EXERCISE INSTRUCTIONS :: Look through the material below. Copy each line that contains the string "this".

::::

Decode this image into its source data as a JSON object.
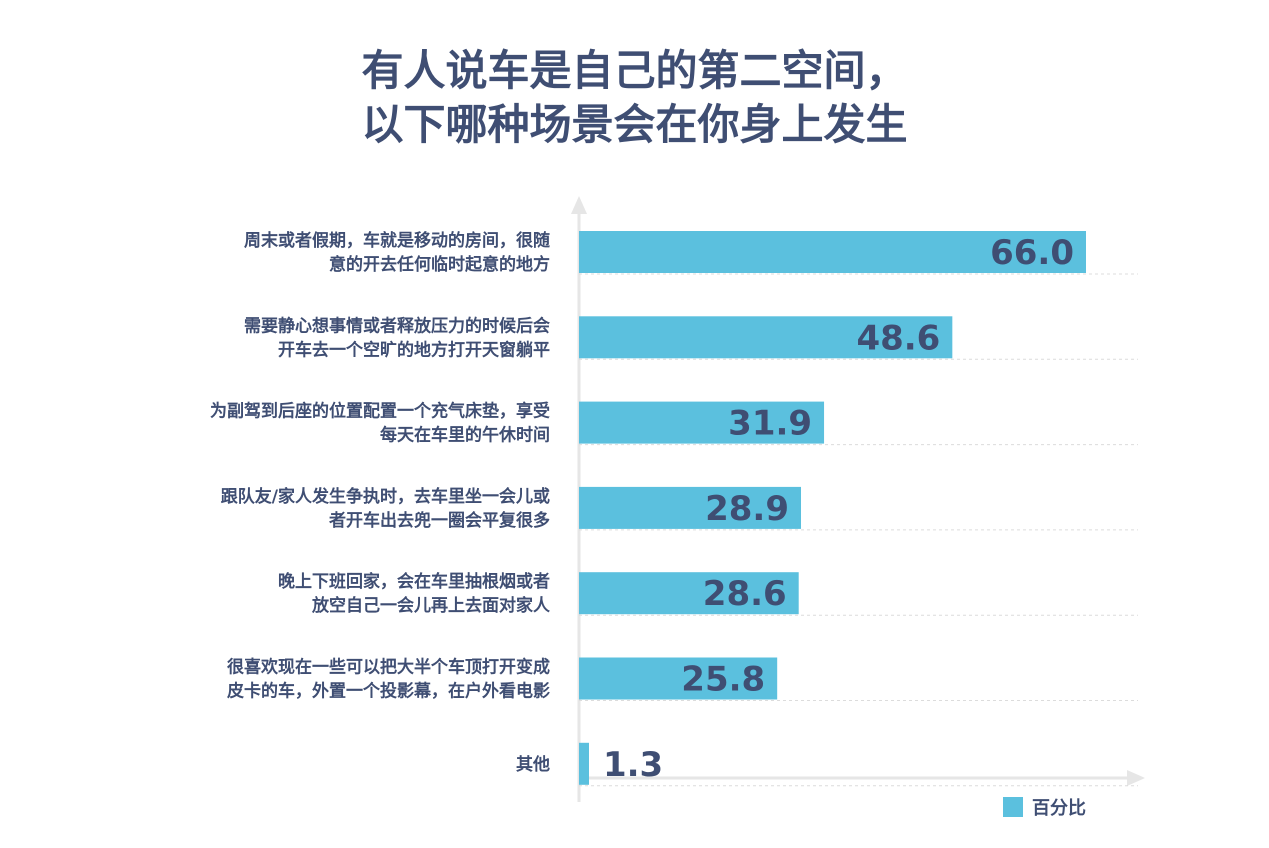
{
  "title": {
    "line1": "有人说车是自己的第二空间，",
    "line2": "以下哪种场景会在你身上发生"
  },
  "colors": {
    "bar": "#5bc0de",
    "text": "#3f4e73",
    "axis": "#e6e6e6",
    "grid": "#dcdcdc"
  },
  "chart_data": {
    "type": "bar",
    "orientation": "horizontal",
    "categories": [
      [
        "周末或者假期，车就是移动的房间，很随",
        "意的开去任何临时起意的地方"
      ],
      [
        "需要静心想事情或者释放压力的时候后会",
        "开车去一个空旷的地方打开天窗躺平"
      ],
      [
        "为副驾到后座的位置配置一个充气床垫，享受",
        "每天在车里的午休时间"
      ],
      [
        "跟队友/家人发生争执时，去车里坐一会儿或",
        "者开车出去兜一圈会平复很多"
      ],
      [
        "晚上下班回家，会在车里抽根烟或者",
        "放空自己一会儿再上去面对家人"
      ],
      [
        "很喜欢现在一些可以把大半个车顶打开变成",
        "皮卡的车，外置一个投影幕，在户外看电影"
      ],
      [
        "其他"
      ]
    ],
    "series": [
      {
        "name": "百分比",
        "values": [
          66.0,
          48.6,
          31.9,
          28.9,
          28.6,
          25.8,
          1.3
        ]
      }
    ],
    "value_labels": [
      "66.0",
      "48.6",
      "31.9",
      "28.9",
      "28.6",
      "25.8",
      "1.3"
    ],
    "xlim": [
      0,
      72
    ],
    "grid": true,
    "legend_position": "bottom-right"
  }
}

::::

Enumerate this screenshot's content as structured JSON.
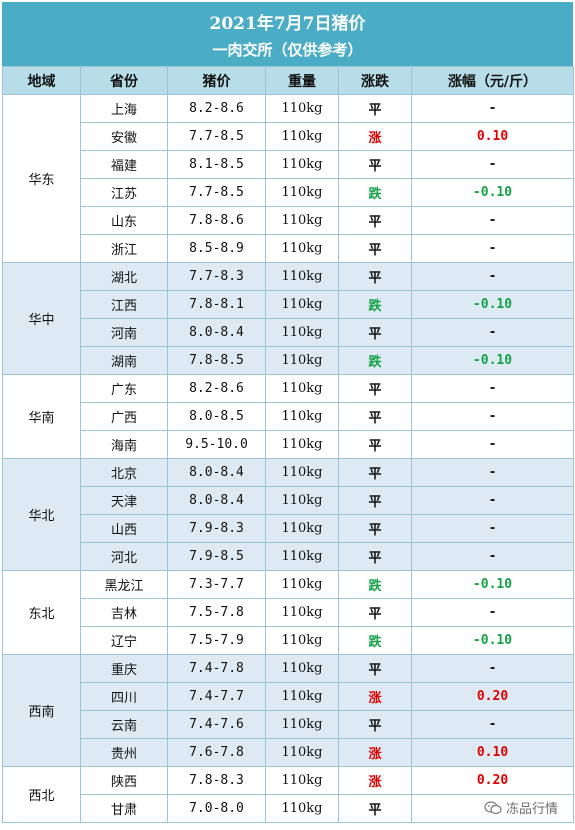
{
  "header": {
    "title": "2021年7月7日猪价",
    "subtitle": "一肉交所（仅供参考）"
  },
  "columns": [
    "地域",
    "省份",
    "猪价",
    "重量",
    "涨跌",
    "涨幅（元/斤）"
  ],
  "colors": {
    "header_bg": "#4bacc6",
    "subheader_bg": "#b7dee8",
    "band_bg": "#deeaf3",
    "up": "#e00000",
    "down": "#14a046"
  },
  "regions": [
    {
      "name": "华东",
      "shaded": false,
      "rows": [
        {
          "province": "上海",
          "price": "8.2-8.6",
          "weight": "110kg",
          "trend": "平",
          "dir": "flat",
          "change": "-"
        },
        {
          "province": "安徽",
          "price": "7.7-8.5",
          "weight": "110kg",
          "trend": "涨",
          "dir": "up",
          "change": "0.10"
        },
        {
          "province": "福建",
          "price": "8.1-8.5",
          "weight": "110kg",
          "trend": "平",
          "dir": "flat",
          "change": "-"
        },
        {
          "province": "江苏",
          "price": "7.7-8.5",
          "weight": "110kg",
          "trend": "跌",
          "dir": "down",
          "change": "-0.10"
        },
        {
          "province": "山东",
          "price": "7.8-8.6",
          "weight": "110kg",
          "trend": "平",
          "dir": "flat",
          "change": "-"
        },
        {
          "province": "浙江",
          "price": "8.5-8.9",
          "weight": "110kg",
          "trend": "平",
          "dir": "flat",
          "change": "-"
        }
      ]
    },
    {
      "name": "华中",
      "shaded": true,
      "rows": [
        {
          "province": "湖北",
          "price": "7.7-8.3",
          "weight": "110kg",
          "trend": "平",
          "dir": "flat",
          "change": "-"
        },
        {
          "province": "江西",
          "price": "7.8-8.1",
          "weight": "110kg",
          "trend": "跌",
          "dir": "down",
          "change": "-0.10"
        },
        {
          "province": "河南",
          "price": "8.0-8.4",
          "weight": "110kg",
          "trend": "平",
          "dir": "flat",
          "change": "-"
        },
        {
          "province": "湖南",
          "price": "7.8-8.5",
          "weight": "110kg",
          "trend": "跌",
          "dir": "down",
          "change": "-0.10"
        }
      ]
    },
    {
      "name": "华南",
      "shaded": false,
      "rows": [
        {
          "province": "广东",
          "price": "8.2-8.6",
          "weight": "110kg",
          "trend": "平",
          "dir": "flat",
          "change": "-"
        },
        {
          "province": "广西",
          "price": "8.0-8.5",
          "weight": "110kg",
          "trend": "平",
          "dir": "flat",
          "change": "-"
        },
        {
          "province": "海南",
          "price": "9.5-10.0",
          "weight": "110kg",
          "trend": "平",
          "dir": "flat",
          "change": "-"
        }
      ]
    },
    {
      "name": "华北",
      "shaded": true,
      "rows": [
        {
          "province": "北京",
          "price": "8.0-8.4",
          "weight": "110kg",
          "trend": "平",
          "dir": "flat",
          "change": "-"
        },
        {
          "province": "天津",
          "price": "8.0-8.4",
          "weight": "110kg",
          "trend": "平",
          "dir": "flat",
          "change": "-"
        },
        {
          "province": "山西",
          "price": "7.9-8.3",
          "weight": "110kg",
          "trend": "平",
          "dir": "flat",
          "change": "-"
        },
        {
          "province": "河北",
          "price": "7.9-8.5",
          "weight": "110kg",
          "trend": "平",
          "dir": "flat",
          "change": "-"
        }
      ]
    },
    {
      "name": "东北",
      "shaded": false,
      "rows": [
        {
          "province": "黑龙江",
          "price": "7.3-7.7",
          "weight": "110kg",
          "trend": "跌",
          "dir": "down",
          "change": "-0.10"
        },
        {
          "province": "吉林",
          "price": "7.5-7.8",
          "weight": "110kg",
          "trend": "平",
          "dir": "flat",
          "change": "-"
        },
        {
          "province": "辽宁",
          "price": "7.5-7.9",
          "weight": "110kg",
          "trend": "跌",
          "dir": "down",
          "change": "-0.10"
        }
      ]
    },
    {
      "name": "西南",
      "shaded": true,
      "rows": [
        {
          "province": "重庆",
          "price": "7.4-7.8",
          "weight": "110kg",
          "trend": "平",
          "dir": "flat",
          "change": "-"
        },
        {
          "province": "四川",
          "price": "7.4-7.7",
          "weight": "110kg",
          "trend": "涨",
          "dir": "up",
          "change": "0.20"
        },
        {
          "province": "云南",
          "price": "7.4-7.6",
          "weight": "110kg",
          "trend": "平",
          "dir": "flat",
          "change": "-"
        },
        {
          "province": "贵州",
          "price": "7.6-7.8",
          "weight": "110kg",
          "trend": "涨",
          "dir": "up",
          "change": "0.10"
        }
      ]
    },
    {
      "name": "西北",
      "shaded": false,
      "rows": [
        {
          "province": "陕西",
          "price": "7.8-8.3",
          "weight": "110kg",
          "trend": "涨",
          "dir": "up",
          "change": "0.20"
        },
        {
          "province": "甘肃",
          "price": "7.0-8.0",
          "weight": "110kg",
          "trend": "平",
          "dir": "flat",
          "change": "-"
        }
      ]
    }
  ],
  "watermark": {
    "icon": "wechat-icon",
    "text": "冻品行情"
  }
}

::::

REPLY ::
Decode this image into its source data as a JSON object.
Enumerate this screenshot's content as structured JSON.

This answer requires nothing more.